Go through the material below and count the lines with the string "this"; the number is the whole answer.

════════

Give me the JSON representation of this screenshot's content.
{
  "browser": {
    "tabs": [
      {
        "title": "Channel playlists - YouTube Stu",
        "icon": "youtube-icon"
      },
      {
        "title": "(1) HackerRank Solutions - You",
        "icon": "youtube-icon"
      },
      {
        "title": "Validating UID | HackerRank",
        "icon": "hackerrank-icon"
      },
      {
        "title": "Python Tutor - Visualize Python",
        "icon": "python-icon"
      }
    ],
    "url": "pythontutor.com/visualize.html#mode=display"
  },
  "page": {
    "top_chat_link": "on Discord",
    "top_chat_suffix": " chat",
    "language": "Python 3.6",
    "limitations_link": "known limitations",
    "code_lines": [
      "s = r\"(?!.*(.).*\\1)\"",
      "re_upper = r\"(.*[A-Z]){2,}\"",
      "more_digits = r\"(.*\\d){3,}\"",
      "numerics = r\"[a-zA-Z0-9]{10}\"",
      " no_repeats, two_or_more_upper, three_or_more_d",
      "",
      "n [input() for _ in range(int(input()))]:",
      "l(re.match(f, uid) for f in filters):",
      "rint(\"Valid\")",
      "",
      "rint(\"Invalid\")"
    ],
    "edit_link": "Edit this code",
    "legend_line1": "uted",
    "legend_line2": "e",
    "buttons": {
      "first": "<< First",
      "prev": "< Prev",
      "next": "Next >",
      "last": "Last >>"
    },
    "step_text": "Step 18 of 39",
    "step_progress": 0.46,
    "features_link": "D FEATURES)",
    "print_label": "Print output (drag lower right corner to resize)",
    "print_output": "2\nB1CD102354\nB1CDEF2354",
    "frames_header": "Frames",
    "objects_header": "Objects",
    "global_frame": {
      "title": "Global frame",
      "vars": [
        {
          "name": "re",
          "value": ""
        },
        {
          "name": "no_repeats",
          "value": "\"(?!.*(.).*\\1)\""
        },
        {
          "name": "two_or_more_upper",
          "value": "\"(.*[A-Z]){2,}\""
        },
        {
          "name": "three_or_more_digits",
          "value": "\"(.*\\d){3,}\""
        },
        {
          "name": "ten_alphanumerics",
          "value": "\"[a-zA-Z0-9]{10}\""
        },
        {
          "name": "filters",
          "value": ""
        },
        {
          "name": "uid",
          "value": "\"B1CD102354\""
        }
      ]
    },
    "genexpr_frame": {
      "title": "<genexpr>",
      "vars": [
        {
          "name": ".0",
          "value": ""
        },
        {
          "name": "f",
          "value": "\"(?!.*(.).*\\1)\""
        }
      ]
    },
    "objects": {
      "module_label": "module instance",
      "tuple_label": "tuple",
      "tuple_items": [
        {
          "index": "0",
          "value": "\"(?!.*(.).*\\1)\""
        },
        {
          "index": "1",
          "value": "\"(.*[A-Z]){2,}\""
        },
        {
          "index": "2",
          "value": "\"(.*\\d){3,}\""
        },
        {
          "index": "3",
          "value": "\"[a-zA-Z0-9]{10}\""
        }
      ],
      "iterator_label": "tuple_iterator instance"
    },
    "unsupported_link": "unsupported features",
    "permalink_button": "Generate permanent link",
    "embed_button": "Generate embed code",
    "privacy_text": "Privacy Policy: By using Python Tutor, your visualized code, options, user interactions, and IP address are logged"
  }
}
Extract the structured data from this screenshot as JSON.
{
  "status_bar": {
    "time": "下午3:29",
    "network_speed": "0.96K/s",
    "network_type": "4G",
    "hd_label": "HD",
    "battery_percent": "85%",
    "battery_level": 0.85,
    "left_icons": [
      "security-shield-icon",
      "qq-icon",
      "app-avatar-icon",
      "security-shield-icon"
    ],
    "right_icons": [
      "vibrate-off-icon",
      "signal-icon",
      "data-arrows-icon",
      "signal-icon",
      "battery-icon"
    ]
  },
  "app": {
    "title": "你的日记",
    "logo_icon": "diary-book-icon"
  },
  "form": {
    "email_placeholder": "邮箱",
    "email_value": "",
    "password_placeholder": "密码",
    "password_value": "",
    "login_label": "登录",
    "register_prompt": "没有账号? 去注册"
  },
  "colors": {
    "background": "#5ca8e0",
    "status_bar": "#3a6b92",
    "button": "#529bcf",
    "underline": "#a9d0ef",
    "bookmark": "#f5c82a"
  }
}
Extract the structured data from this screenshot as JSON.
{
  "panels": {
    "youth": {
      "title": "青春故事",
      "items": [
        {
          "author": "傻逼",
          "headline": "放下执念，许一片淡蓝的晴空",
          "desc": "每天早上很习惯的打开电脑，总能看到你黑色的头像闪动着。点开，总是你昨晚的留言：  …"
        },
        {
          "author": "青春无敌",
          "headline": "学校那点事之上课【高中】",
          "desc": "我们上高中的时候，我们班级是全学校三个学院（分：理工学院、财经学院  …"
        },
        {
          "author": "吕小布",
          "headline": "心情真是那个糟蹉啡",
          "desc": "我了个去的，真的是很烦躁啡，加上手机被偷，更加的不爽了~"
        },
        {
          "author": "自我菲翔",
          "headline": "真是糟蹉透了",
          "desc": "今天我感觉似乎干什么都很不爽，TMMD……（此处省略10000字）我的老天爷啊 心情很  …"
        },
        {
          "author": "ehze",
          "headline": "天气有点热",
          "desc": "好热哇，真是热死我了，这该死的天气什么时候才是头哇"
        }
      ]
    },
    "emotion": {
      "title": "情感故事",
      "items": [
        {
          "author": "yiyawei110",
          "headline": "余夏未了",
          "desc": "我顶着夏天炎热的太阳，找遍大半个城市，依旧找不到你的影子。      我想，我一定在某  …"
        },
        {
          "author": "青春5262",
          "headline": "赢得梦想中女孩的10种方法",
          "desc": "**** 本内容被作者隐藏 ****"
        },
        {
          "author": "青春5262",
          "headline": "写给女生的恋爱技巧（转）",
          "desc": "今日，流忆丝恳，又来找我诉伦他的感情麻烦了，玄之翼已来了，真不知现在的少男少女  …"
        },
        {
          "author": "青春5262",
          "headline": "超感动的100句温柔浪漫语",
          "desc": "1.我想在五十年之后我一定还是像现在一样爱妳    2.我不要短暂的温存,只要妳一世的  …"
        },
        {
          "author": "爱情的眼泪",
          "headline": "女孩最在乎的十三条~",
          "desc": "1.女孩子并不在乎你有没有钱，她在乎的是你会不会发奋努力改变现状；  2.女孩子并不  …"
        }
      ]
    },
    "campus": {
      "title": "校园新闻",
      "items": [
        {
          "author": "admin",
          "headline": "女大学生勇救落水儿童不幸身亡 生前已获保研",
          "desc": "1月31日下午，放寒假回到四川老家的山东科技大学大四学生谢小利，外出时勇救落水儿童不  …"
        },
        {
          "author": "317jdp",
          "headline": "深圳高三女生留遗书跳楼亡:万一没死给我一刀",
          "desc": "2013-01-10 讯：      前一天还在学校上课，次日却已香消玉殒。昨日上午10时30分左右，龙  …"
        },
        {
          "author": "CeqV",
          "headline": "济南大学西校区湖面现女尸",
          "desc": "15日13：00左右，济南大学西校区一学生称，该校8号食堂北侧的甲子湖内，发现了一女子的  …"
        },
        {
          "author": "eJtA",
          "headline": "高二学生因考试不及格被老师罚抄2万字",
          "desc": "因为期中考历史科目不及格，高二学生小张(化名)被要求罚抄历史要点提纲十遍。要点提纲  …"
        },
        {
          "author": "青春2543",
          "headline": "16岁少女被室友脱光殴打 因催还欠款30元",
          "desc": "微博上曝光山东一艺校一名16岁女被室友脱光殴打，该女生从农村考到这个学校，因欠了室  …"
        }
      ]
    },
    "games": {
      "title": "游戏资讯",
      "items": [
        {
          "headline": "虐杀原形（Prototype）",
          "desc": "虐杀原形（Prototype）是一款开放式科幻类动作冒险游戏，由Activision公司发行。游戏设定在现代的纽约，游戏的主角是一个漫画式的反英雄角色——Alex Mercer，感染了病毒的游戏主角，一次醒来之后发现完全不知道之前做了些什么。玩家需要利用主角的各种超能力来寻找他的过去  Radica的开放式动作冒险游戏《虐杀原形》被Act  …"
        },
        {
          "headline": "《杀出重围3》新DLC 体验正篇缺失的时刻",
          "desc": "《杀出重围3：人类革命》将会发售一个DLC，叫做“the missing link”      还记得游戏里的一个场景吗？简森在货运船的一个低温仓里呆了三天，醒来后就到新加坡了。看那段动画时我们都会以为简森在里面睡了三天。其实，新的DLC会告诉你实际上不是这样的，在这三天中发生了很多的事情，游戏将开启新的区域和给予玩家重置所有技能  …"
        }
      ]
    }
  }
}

════════

_Response_.
4